• **Supplied records**:
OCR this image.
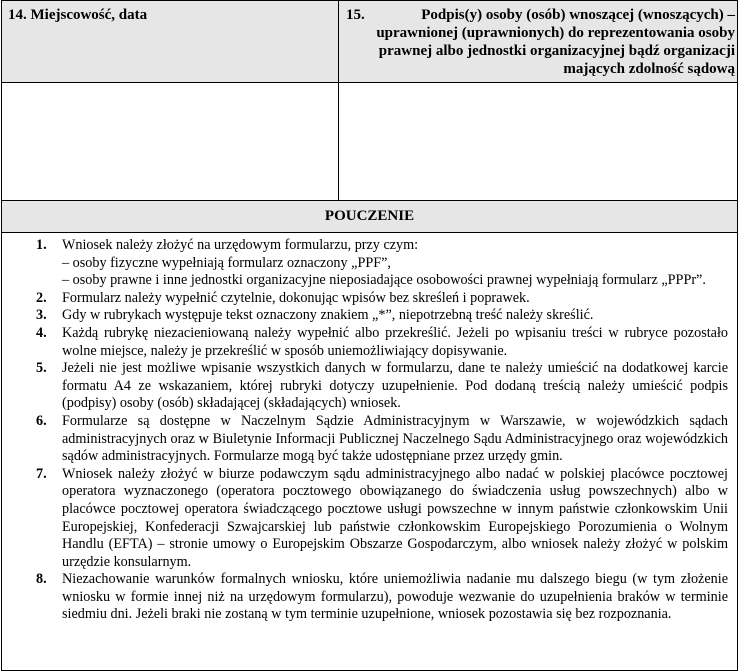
14. Miejscowość, data	15.	Podpis(y) osoby (osób) wnoszącej (wnoszących) – uprawnionej (uprawnionych) do reprezentowania osoby prawnej albo jednostki organizacyjnej bądź organizacji mających zdolność sądową
POUCZENIE
1. Wniosek należy złożyć na urzędowym formularzu, przy czym:
– osoby fizyczne wypełniają formularz oznaczony „PPF”,
– osoby prawne i inne jednostki organizacyjne nieposiadające osobowości prawnej wypełniają formularz „PPPr”.
2. Formularz należy wypełnić czytelnie, dokonując wpisów bez skreśleń i poprawek.
3. Gdy w rubrykach występuje tekst oznaczony znakiem „*”, niepotrzebną treść należy skreślić.
4. Każdą rubrykę niezacieniowaną należy wypełnić albo przekreślić. Jeżeli po wpisaniu treści w rubryce pozostało wolne miejsce, należy je przekreślić w sposób uniemożliwiający dopisywanie.
5. Jeżeli nie jest możliwe wpisanie wszystkich danych w formularzu, dane te należy umieścić na dodatkowej karcie formatu A4 ze wskazaniem, której rubryki dotyczy uzupełnienie. Pod dodaną treścią należy umieścić podpis (podpisy) osoby (osób) składającej (składających) wniosek.
6. Formularze są dostępne w Naczelnym Sądzie Administracyjnym w Warszawie, w wojewódzkich sądach administracyjnych oraz w Biuletynie Informacji Publicznej Naczelnego Sądu Administracyjnego oraz wojewódzkich sądów administracyjnych. Formularze mogą być także udostępniane przez urzędy gmin.
7. Wniosek należy złożyć w biurze podawczym sądu administracyjnego albo nadać w polskiej placówce pocztowej operatora wyznaczonego (operatora pocztowego obowiązanego do świadczenia usług powszechnych) albo w placówce pocztowej operatora świadczącego pocztowe usługi powszechne w innym państwie członkowskim Unii Europejskiej, Konfederacji Szwajcarskiej lub państwie członkowskim Europejskiego Porozumienia o Wolnym Handlu (EFTA) – stronie umowy o Europejskim Obszarze Gospodarczym, albo wniosek należy złożyć w polskim urzędzie konsularnym.
8. Niezachowanie warunków formalnych wniosku, które uniemożliwia nadanie mu dalszego biegu (w tym złożenie wniosku w formie innej niż na urzędowym formularzu), powoduje wezwanie do uzupełnienia braków w terminie siedmiu dni. Jeżeli braki nie zostaną w tym terminie uzupełnione, wniosek pozostawia się bez rozpoznania.
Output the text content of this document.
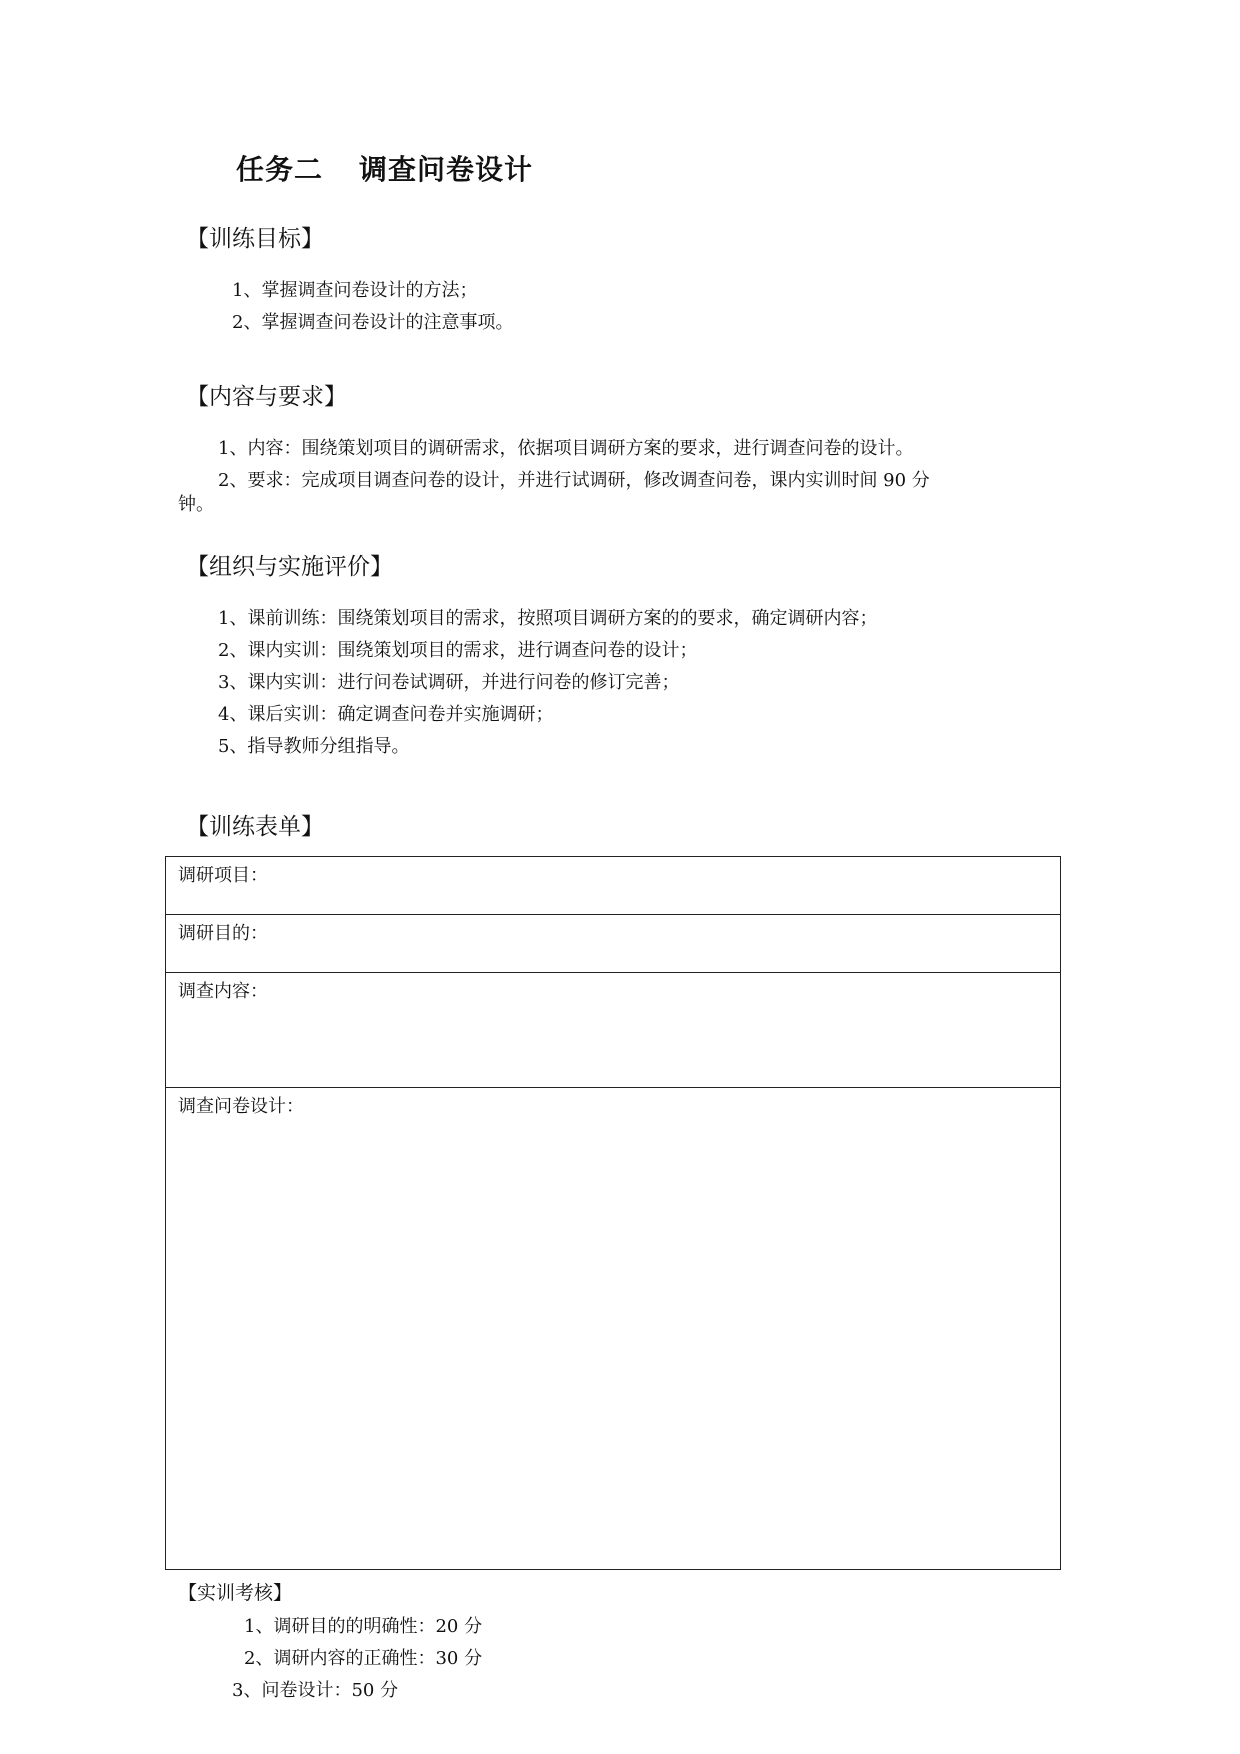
任务二 调查问卷设计
【训练目标】
1、掌握调查问卷设计的方法；
2、掌握调查问卷设计的注意事项。
【内容与要求】
1、内容：围绕策划项目的调研需求，依据项目调研方案的要求，进行调查问卷的设计。
2、要求：完成项目调查问卷的设计，并进行试调研，修改调查问卷，课内实训时间 90 分
钟。
【组织与实施评价】
1、课前训练：围绕策划项目的需求，按照项目调研方案的的要求，确定调研内容；
2、课内实训：围绕策划项目的需求，进行调查问卷的设计；
3、课内实训：进行问卷试调研，并进行问卷的修订完善；
4、课后实训：确定调查问卷并实施调研；
5、指导教师分组指导。
【训练表单】
调研项目：
调研目的：
调查内容：
调查问卷设计：
【实训考核】
1、调研目的的明确性：20 分
2、调研内容的正确性：30 分
3、问卷设计：50 分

• **What you should do**: Please repeat the entries exactly. Do not include the pictures.

• **Problem solution**:
OCR this image.
14. Miejscowość, data	15.	Podpis(y) osoby (osób) wnoszącej (wnoszących) – uprawnionej (uprawnionych) do reprezentowania osoby prawnej albo jednostki organizacyjnej bądź organizacji mających zdolność sądową
POUCZENIE
1. Wniosek należy złożyć na urzędowym formularzu, przy czym:
– osoby fizyczne wypełniają formularz oznaczony „PPF”,
– osoby prawne i inne jednostki organizacyjne nieposiadające osobowości prawnej wypełniają formularz „PPPr”.
2. Formularz należy wypełnić czytelnie, dokonując wpisów bez skreśleń i poprawek.
3. Gdy w rubrykach występuje tekst oznaczony znakiem „*”, niepotrzebną treść należy skreślić.
4. Każdą rubrykę niezacieniowaną należy wypełnić albo przekreślić. Jeżeli po wpisaniu treści w rubryce pozostało wolne miejsce, należy je przekreślić w sposób uniemożliwiający dopisywanie.
5. Jeżeli nie jest możliwe wpisanie wszystkich danych w formularzu, dane te należy umieścić na dodatkowej karcie formatu A4 ze wskazaniem, której rubryki dotyczy uzupełnienie. Pod dodaną treścią należy umieścić podpis (podpisy) osoby (osób) składającej (składających) wniosek.
6. Formularze są dostępne w Naczelnym Sądzie Administracyjnym w Warszawie, w wojewódzkich sądach administracyjnych oraz w Biuletynie Informacji Publicznej Naczelnego Sądu Administracyjnego oraz wojewódzkich sądów administracyjnych. Formularze mogą być także udostępniane przez urzędy gmin.
7. Wniosek należy złożyć w biurze podawczym sądu administracyjnego albo nadać w polskiej placówce pocztowej operatora wyznaczonego (operatora pocztowego obowiązanego do świadczenia usług powszechnych) albo w placówce pocztowej operatora świadczącego pocztowe usługi powszechne w innym państwie członkowskim Unii Europejskiej, Konfederacji Szwajcarskiej lub państwie członkowskim Europejskiego Porozumienia o Wolnym Handlu (EFTA) – stronie umowy o Europejskim Obszarze Gospodarczym, albo wniosek należy złożyć w polskim urzędzie konsularnym.
8. Niezachowanie warunków formalnych wniosku, które uniemożliwia nadanie mu dalszego biegu (w tym złożenie wniosku w formie innej niż na urzędowym formularzu), powoduje wezwanie do uzupełnienia braków w terminie siedmiu dni. Jeżeli braki nie zostaną w tym terminie uzupełnione, wniosek pozostawia się bez rozpoznania.
Output the text content of this document.
任务二 调查问卷设计
【训练目标】
1、掌握调查问卷设计的方法；
2、掌握调查问卷设计的注意事项。
【内容与要求】
1、内容：围绕策划项目的调研需求，依据项目调研方案的要求，进行调查问卷的设计。
2、要求：完成项目调查问卷的设计，并进行试调研，修改调查问卷，课内实训时间 90 分
钟。
【组织与实施评价】
1、课前训练：围绕策划项目的需求，按照项目调研方案的的要求，确定调研内容；
2、课内实训：围绕策划项目的需求，进行调查问卷的设计；
3、课内实训：进行问卷试调研，并进行问卷的修订完善；
4、课后实训：确定调查问卷并实施调研；
5、指导教师分组指导。
【训练表单】
调研项目：
调研目的：
调查内容：
调查问卷设计：
【实训考核】
1、调研目的的明确性：20 分
2、调研内容的正确性：30 分
3、问卷设计：50 分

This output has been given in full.